- [REQUIRED TASK] Omit every picture while repeating the entries exactly.

- [Dataset records]
%%

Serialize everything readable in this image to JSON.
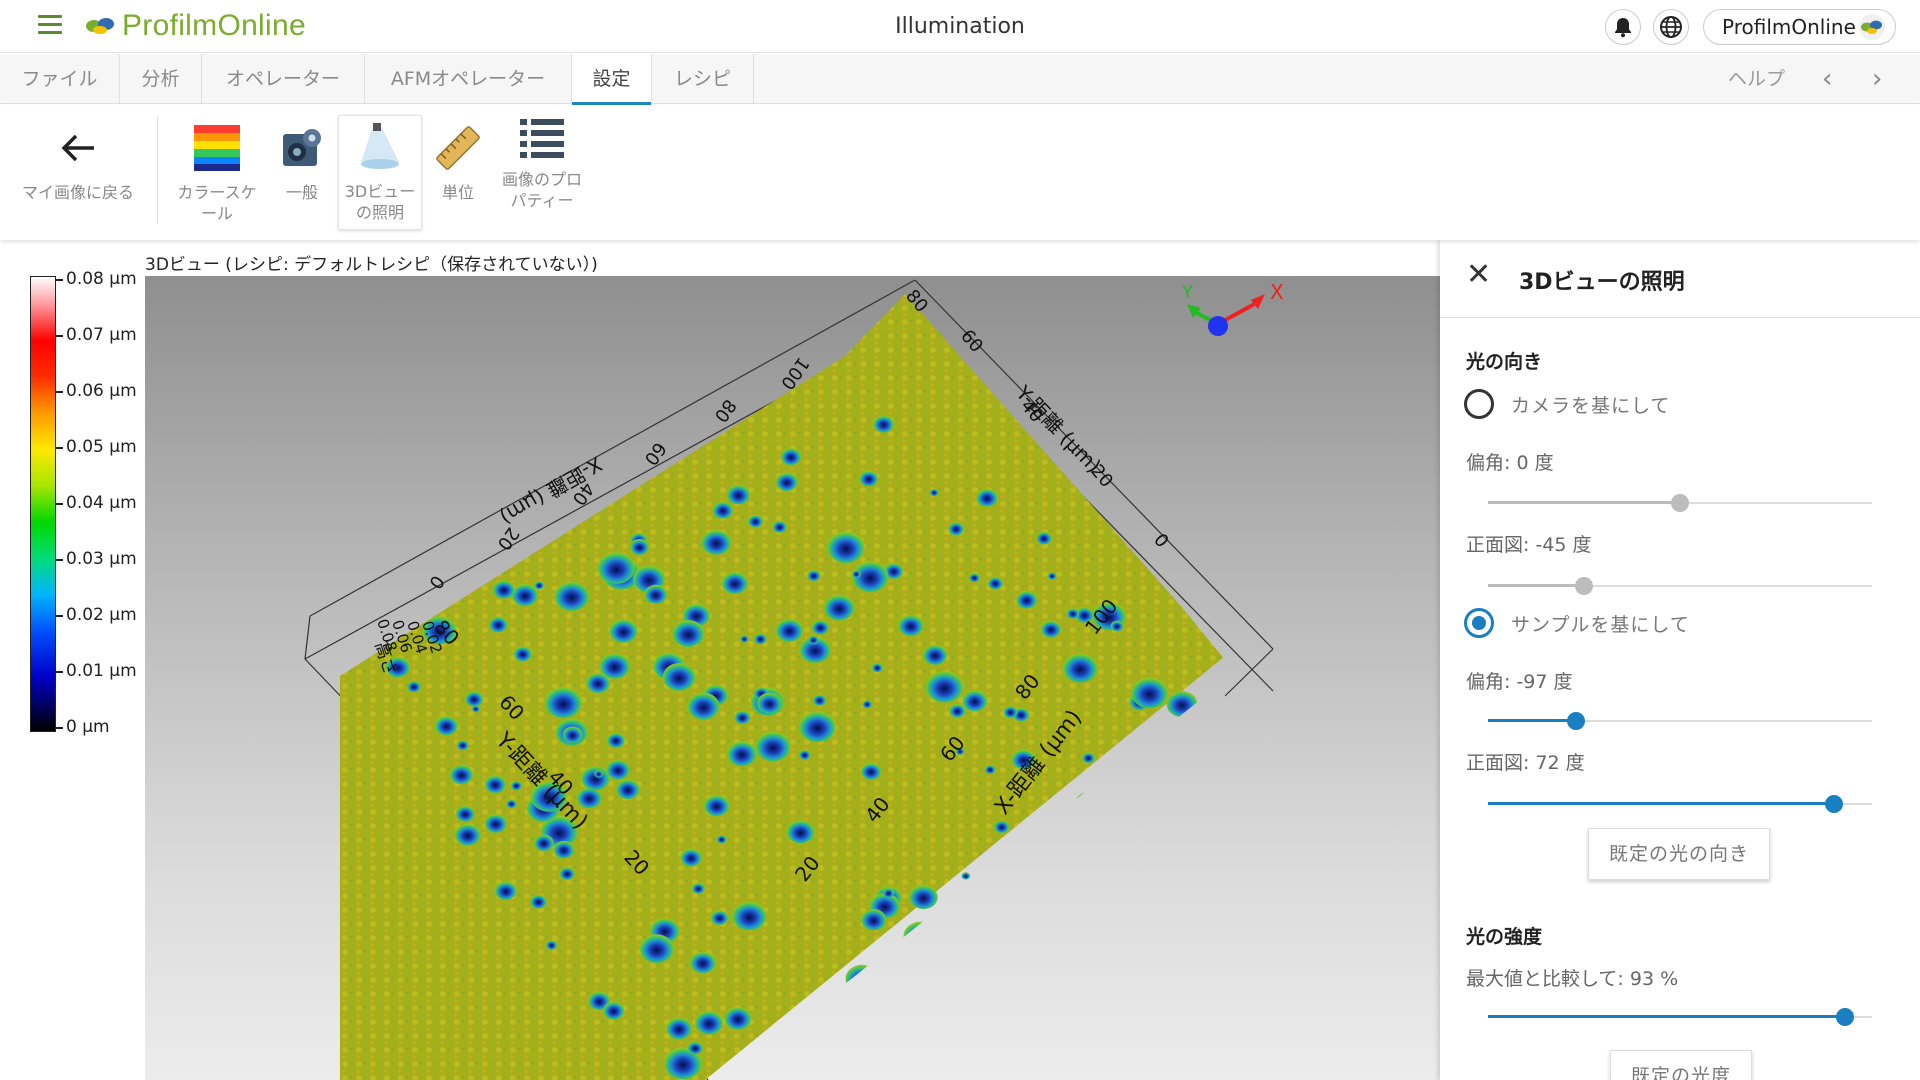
{
  "app": {
    "brand": "ProfilmOnline",
    "title": "Illumination",
    "user_label": "ProfilmOnline"
  },
  "tabs": [
    "ファイル",
    "分析",
    "オペレーター",
    "AFMオペレーター",
    "設定",
    "レシピ"
  ],
  "active_tab": "設定",
  "help_label": "ヘルプ",
  "ribbon": {
    "back": "マイ画像に戻る",
    "colorscale": "カラースケール",
    "general": "一般",
    "illumination": "3Dビューの照明",
    "units": "単位",
    "image_props": "画像のプロパティー"
  },
  "view": {
    "label": "3Dビュー (レシピ: デフォルトレシピ（保存されていない）)",
    "scale_labels": [
      "0.08 µm",
      "0.07 µm",
      "0.06 µm",
      "0.05 µm",
      "0.04 µm",
      "0.03 µm",
      "0.02 µm",
      "0.01 µm",
      "0 µm"
    ],
    "axis": {
      "x_label": "X-距離 (µm)",
      "y_label": "Y-距離 (µm)",
      "z_label": "高さ",
      "x_ticks": [
        "20",
        "40",
        "60",
        "80",
        "100"
      ],
      "y_ticks": [
        "20",
        "40",
        "60",
        "80"
      ],
      "z_ticks": [
        "0.08",
        "0.06",
        "0.04",
        "0.02"
      ],
      "back_x_label": "X-距離 (µm)",
      "back_y_label": "Y-距離 (µm)",
      "back_x_ticks": [
        "0",
        "20",
        "40",
        "60",
        "80",
        "100"
      ],
      "back_y_ticks": [
        "0",
        "20",
        "40",
        "60",
        "80"
      ],
      "gizmo_x": "X",
      "gizmo_y": "Y"
    }
  },
  "panel": {
    "title": "3Dビューの照明",
    "direction_heading": "光の向き",
    "camera_option": "カメラを基にして",
    "camera_azimuth": "偏角: 0 度",
    "camera_elevation": "正面図: -45 度",
    "sample_option": "サンプルを基にして",
    "sample_azimuth": "偏角: -97 度",
    "sample_elevation": "正面図: 72 度",
    "default_direction_button": "既定の光の向き",
    "intensity_heading": "光の強度",
    "intensity_label": "最大値と比較して: 93 %",
    "default_intensity_button": "既定の光度",
    "selected_option": "sample",
    "sliders": {
      "camera_azimuth": 0.5,
      "camera_elevation": 0.25,
      "sample_azimuth": 0.23,
      "sample_elevation": 0.9,
      "intensity": 0.93
    }
  },
  "colors": {
    "accent": "#1a7fc1",
    "brand": "#7aac2e"
  }
}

%%

- [ANSWER TO THE TASK]
Serialize everything readable in this image to JSON.
{
  "app": {
    "brand": "ProfilmOnline",
    "title": "Illumination",
    "user_label": "ProfilmOnline"
  },
  "tabs": [
    "ファイル",
    "分析",
    "オペレーター",
    "AFMオペレーター",
    "設定",
    "レシピ"
  ],
  "active_tab": "設定",
  "help_label": "ヘルプ",
  "ribbon": {
    "back": "マイ画像に戻る",
    "colorscale": "カラースケール",
    "general": "一般",
    "illumination": "3Dビューの照明",
    "units": "単位",
    "image_props": "画像のプロパティー"
  },
  "view": {
    "label": "3Dビュー (レシピ: デフォルトレシピ（保存されていない）)",
    "scale_labels": [
      "0.08 µm",
      "0.07 µm",
      "0.06 µm",
      "0.05 µm",
      "0.04 µm",
      "0.03 µm",
      "0.02 µm",
      "0.01 µm",
      "0 µm"
    ],
    "axis": {
      "x_label": "X-距離 (µm)",
      "y_label": "Y-距離 (µm)",
      "z_label": "高さ",
      "x_ticks": [
        "20",
        "40",
        "60",
        "80",
        "100"
      ],
      "y_ticks": [
        "20",
        "40",
        "60",
        "80"
      ],
      "z_ticks": [
        "0.08",
        "0.06",
        "0.04",
        "0.02"
      ],
      "back_x_label": "X-距離 (µm)",
      "back_y_label": "Y-距離 (µm)",
      "back_x_ticks": [
        "0",
        "20",
        "40",
        "60",
        "80",
        "100"
      ],
      "back_y_ticks": [
        "0",
        "20",
        "40",
        "60",
        "80"
      ],
      "gizmo_x": "X",
      "gizmo_y": "Y"
    }
  },
  "panel": {
    "title": "3Dビューの照明",
    "direction_heading": "光の向き",
    "camera_option": "カメラを基にして",
    "camera_azimuth": "偏角: 0 度",
    "camera_elevation": "正面図: -45 度",
    "sample_option": "サンプルを基にして",
    "sample_azimuth": "偏角: -97 度",
    "sample_elevation": "正面図: 72 度",
    "default_direction_button": "既定の光の向き",
    "intensity_heading": "光の強度",
    "intensity_label": "最大値と比較して: 93 %",
    "default_intensity_button": "既定の光度",
    "selected_option": "sample",
    "sliders": {
      "camera_azimuth": 0.5,
      "camera_elevation": 0.25,
      "sample_azimuth": 0.23,
      "sample_elevation": 0.9,
      "intensity": 0.93
    }
  },
  "colors": {
    "accent": "#1a7fc1",
    "brand": "#7aac2e"
  }
}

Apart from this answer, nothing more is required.